# PROBLEM TO SOLVE:
Reproduce all of the data exactly.
## Begin DATA TO USE
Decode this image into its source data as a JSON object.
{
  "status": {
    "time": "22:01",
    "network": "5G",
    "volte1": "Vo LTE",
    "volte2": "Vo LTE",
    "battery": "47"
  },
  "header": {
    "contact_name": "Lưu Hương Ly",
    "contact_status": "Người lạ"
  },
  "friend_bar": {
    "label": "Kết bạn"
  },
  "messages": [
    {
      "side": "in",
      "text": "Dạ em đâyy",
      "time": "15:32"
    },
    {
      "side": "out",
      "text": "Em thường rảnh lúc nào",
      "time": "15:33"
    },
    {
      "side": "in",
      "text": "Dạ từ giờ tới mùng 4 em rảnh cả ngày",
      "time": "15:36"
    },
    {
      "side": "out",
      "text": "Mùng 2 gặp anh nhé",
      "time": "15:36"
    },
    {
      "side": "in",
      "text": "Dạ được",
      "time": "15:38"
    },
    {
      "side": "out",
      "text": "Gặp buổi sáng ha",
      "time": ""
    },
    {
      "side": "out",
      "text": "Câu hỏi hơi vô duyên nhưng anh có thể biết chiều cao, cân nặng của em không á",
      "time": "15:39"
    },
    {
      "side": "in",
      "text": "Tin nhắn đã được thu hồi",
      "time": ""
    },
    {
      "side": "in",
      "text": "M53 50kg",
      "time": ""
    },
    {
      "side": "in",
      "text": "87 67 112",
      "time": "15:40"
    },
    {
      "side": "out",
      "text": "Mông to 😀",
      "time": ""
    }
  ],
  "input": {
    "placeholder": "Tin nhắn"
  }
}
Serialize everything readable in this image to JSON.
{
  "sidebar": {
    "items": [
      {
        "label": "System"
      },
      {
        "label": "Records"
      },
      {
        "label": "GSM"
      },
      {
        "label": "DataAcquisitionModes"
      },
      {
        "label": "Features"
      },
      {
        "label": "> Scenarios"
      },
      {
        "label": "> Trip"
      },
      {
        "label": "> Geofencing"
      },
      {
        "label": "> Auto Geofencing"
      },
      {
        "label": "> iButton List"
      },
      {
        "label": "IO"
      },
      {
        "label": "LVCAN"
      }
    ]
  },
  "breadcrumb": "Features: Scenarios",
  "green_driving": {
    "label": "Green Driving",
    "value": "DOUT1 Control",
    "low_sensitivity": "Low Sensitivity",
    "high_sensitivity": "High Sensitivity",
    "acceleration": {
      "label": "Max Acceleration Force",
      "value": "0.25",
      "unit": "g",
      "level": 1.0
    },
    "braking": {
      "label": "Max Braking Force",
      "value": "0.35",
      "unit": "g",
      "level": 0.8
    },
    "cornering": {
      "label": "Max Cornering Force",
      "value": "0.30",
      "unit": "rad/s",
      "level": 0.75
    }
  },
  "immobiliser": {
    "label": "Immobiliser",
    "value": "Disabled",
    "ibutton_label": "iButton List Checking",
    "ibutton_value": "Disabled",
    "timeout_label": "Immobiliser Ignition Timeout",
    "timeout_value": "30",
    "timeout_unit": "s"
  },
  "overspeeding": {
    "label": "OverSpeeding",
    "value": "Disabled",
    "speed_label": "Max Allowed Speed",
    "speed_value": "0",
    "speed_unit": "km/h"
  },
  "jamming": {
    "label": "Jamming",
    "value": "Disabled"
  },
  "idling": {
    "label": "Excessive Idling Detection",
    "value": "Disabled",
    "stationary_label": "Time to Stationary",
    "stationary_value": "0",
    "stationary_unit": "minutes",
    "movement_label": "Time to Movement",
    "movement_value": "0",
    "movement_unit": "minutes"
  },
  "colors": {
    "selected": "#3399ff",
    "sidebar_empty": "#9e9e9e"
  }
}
## End DATA TO USE
# WRITTEN RESPONSE:
Decode this image into its source data as a JSON object.
{
  "status": {
    "time": "22:01",
    "network": "5G",
    "volte1": "Vo LTE",
    "volte2": "Vo LTE",
    "battery": "47"
  },
  "header": {
    "contact_name": "Lưu Hương Ly",
    "contact_status": "Người lạ"
  },
  "friend_bar": {
    "label": "Kết bạn"
  },
  "messages": [
    {
      "side": "in",
      "text": "Dạ em đâyy",
      "time": "15:32"
    },
    {
      "side": "out",
      "text": "Em thường rảnh lúc nào",
      "time": "15:33"
    },
    {
      "side": "in",
      "text": "Dạ từ giờ tới mùng 4 em rảnh cả ngày",
      "time": "15:36"
    },
    {
      "side": "out",
      "text": "Mùng 2 gặp anh nhé",
      "time": "15:36"
    },
    {
      "side": "in",
      "text": "Dạ được",
      "time": "15:38"
    },
    {
      "side": "out",
      "text": "Gặp buổi sáng ha",
      "time": ""
    },
    {
      "side": "out",
      "text": "Câu hỏi hơi vô duyên nhưng anh có thể biết chiều cao, cân nặng của em không á",
      "time": "15:39"
    },
    {
      "side": "in",
      "text": "Tin nhắn đã được thu hồi",
      "time": ""
    },
    {
      "side": "in",
      "text": "M53 50kg",
      "time": ""
    },
    {
      "side": "in",
      "text": "87 67 112",
      "time": "15:40"
    },
    {
      "side": "out",
      "text": "Mông to 😀",
      "time": ""
    }
  ],
  "input": {
    "placeholder": "Tin nhắn"
  }
}
Serialize everything readable in this image to JSON.
{
  "sidebar": {
    "items": [
      {
        "label": "System"
      },
      {
        "label": "Records"
      },
      {
        "label": "GSM"
      },
      {
        "label": "DataAcquisitionModes"
      },
      {
        "label": "Features"
      },
      {
        "label": "> Scenarios"
      },
      {
        "label": "> Trip"
      },
      {
        "label": "> Geofencing"
      },
      {
        "label": "> Auto Geofencing"
      },
      {
        "label": "> iButton List"
      },
      {
        "label": "IO"
      },
      {
        "label": "LVCAN"
      }
    ]
  },
  "breadcrumb": "Features: Scenarios",
  "green_driving": {
    "label": "Green Driving",
    "value": "DOUT1 Control",
    "low_sensitivity": "Low Sensitivity",
    "high_sensitivity": "High Sensitivity",
    "acceleration": {
      "label": "Max Acceleration Force",
      "value": "0.25",
      "unit": "g",
      "level": 1.0
    },
    "braking": {
      "label": "Max Braking Force",
      "value": "0.35",
      "unit": "g",
      "level": 0.8
    },
    "cornering": {
      "label": "Max Cornering Force",
      "value": "0.30",
      "unit": "rad/s",
      "level": 0.75
    }
  },
  "immobiliser": {
    "label": "Immobiliser",
    "value": "Disabled",
    "ibutton_label": "iButton List Checking",
    "ibutton_value": "Disabled",
    "timeout_label": "Immobiliser Ignition Timeout",
    "timeout_value": "30",
    "timeout_unit": "s"
  },
  "overspeeding": {
    "label": "OverSpeeding",
    "value": "Disabled",
    "speed_label": "Max Allowed Speed",
    "speed_value": "0",
    "speed_unit": "km/h"
  },
  "jamming": {
    "label": "Jamming",
    "value": "Disabled"
  },
  "idling": {
    "label": "Excessive Idling Detection",
    "value": "Disabled",
    "stationary_label": "Time to Stationary",
    "stationary_value": "0",
    "stationary_unit": "minutes",
    "movement_label": "Time to Movement",
    "movement_value": "0",
    "movement_unit": "minutes"
  },
  "colors": {
    "selected": "#3399ff",
    "sidebar_empty": "#9e9e9e"
  }
}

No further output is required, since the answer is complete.